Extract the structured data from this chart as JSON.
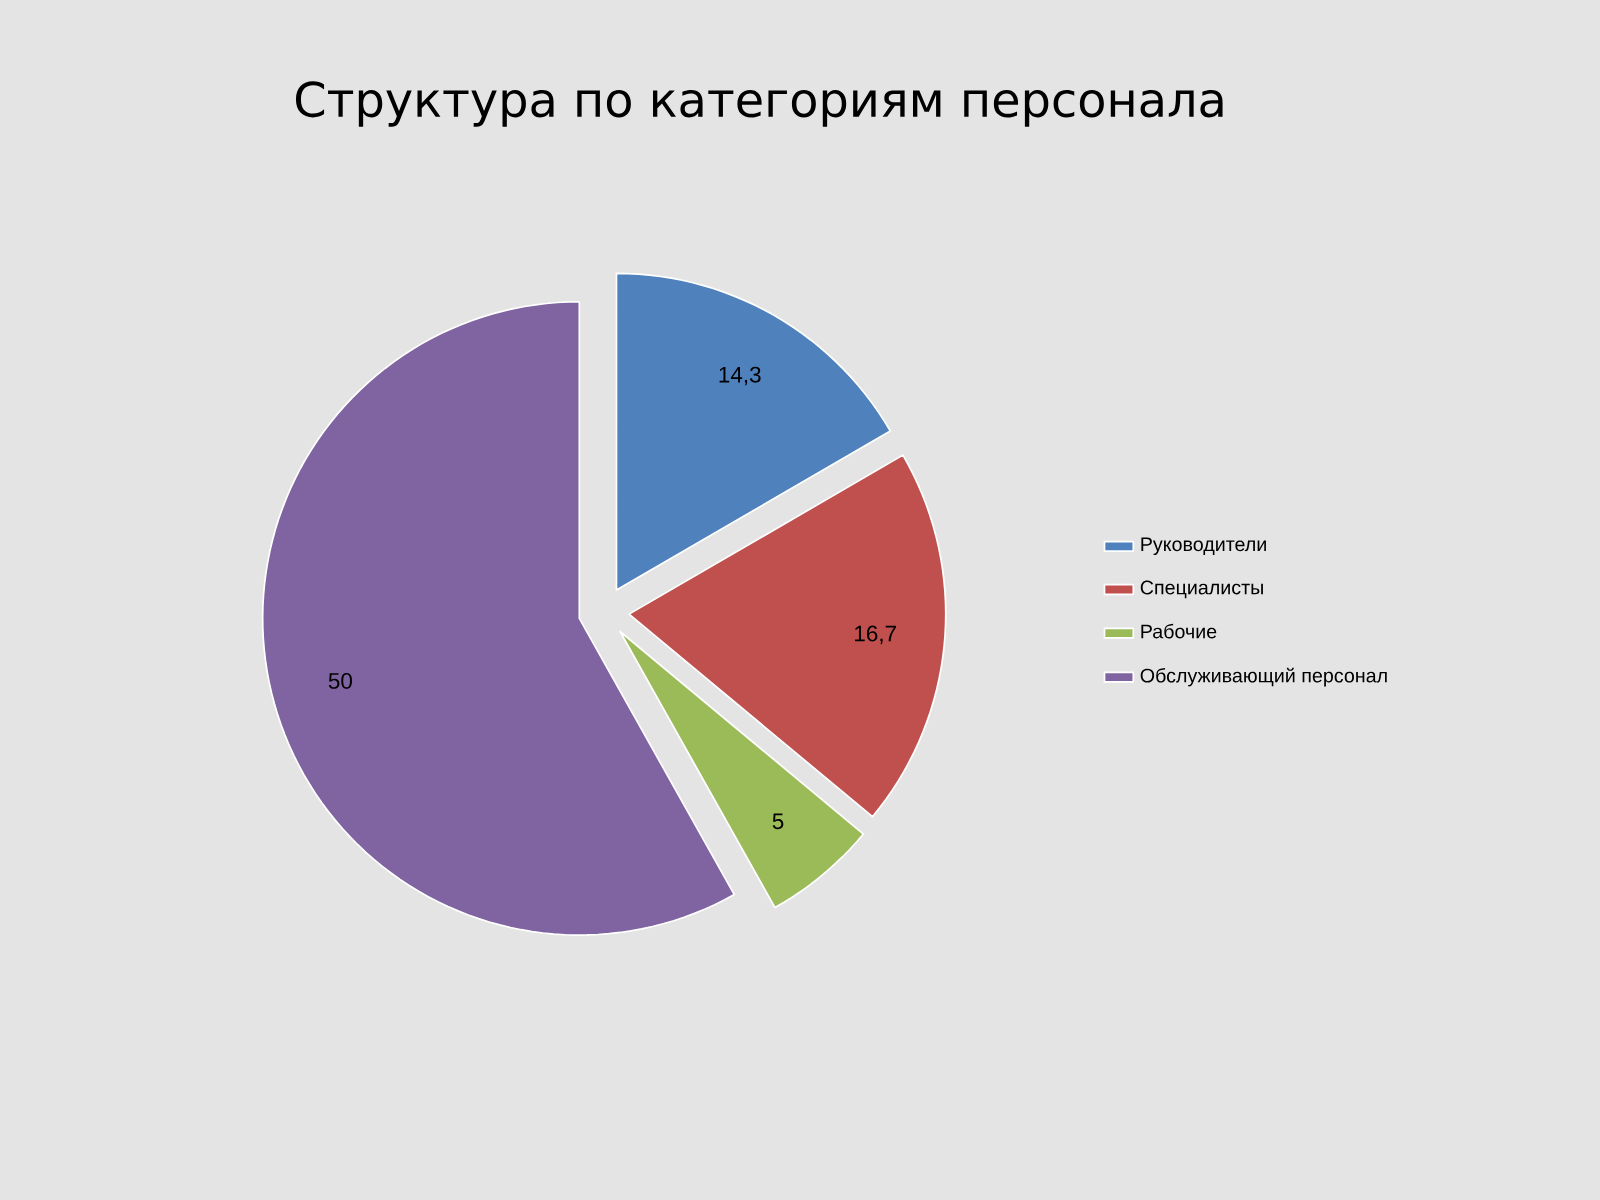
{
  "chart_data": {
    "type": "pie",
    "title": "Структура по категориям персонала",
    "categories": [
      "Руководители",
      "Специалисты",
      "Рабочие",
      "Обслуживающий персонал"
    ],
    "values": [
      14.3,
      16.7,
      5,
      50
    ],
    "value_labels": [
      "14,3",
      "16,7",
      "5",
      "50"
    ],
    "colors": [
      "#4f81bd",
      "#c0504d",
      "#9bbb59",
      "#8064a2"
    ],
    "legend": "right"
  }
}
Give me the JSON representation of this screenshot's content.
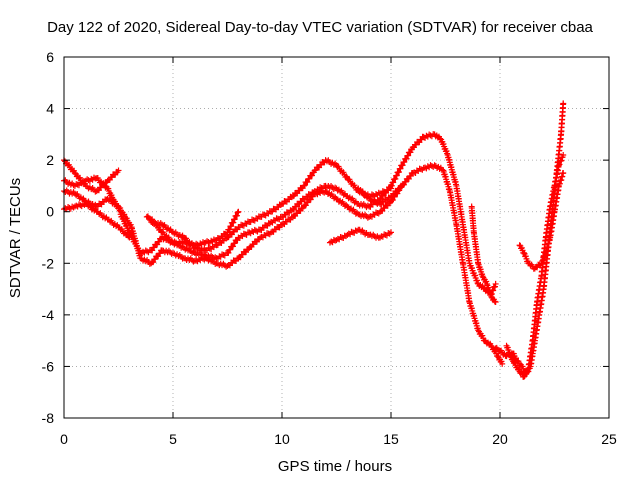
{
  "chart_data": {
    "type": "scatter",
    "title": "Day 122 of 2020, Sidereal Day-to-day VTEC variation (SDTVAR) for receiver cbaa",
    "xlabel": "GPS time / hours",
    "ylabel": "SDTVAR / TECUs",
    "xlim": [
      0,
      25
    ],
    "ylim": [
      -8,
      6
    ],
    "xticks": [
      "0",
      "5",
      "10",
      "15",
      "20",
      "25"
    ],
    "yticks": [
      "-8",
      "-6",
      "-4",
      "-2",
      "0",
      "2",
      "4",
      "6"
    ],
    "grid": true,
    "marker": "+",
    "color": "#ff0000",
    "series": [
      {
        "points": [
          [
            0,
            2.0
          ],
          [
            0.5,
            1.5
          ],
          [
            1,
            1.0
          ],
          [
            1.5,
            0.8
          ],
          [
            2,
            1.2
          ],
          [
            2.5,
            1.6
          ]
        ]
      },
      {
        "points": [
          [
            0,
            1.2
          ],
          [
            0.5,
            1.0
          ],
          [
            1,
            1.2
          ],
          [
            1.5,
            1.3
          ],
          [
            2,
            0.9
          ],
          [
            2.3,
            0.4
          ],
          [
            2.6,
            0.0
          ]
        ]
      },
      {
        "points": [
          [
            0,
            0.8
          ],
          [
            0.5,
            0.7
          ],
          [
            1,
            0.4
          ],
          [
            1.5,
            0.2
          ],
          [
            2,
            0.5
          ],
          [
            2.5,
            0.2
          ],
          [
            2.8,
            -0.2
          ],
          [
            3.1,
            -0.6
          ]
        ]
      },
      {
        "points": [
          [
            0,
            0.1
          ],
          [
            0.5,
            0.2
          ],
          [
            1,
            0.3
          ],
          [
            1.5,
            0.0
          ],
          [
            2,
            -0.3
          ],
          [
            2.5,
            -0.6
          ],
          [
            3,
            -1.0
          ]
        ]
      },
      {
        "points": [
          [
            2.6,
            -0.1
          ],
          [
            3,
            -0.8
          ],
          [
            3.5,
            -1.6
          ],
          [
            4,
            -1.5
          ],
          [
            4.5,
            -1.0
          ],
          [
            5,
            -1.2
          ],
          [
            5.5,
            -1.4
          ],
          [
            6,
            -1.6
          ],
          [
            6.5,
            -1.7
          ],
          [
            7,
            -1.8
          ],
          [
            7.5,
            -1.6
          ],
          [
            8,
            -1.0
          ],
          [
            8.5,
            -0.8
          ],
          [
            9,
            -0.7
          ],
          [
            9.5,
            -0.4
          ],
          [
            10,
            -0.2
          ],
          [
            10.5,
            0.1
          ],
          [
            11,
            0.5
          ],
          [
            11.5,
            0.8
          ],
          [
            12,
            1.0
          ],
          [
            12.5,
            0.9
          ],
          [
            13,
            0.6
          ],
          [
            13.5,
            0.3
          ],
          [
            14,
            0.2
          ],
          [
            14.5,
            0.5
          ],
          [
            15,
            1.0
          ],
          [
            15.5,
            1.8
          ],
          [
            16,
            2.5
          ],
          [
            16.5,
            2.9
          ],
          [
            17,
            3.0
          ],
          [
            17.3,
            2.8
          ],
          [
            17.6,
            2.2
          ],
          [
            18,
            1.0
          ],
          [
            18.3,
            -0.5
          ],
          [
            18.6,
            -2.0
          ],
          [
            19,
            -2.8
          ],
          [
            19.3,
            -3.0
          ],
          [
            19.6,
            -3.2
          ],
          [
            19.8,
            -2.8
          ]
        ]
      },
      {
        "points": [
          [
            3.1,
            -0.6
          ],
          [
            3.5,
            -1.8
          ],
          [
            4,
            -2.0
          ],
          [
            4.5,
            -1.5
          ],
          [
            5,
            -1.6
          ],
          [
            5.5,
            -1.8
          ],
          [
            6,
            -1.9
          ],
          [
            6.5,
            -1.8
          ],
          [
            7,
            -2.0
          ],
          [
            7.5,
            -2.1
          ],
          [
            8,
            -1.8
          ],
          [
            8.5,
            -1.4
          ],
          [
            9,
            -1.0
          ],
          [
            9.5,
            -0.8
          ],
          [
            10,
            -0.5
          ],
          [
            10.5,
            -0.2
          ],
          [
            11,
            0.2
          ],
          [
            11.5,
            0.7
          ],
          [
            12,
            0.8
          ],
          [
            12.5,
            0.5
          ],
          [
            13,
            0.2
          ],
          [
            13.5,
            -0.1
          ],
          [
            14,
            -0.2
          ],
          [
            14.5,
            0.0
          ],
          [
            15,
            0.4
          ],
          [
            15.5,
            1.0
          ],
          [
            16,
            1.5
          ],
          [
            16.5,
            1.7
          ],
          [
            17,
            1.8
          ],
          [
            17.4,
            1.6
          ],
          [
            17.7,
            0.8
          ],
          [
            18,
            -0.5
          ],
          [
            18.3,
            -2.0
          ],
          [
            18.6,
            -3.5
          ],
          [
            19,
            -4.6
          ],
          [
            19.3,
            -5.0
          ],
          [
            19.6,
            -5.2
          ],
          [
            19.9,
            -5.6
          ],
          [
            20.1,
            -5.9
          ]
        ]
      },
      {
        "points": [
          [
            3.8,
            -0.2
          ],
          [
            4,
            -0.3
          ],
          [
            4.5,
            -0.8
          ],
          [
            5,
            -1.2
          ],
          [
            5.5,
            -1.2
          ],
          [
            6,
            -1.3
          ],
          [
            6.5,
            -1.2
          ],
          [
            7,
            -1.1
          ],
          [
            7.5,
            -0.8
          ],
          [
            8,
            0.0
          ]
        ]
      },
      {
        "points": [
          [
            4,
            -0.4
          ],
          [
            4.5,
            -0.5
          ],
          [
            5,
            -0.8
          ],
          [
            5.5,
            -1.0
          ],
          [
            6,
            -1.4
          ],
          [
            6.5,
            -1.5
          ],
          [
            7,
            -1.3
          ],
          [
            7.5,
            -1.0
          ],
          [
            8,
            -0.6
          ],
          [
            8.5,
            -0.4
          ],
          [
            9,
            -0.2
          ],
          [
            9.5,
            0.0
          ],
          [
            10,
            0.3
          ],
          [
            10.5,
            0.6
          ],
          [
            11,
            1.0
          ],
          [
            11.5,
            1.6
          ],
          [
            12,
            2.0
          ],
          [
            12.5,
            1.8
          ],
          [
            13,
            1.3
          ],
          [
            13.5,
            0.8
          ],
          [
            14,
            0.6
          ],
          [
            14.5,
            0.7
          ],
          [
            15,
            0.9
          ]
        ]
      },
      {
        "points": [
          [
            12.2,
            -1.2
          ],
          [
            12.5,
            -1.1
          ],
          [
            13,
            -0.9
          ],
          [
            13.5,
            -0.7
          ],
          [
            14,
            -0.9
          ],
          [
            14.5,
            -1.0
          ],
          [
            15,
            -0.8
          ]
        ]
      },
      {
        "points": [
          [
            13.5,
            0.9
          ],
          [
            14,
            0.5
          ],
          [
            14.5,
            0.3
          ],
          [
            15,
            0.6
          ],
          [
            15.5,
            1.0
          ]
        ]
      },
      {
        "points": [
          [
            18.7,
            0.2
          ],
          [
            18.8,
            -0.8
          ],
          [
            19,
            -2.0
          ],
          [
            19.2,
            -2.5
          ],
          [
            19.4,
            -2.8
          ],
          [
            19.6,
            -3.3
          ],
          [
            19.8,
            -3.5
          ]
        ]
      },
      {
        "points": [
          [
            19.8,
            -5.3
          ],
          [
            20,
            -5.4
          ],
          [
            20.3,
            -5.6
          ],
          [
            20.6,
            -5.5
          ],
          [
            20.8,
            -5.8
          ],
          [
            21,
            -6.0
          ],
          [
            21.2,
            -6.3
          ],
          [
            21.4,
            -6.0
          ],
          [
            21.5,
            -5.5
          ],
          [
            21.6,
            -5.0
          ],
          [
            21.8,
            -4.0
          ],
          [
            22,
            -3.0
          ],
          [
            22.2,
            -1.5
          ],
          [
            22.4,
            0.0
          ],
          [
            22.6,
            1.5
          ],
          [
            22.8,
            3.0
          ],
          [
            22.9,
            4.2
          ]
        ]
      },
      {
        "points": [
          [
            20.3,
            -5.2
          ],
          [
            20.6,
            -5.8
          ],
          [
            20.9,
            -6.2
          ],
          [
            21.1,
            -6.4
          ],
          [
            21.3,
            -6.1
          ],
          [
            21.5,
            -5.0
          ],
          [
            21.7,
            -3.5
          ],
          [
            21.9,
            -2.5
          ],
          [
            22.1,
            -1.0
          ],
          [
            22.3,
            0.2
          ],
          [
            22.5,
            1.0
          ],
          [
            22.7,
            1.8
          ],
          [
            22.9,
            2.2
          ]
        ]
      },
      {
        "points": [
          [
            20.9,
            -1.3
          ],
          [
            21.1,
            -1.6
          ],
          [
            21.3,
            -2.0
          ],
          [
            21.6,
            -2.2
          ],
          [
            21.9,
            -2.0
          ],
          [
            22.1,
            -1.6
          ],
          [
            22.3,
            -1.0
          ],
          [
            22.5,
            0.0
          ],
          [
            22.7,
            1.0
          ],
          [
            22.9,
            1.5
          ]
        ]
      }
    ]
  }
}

_What is asked:_ Using the listing above, locate the lines that hold "JSON" and copy each one.

_Answer to this problem:_
Extract the structured data from this chart as JSON.
Give me the JSON representation of this screenshot's content.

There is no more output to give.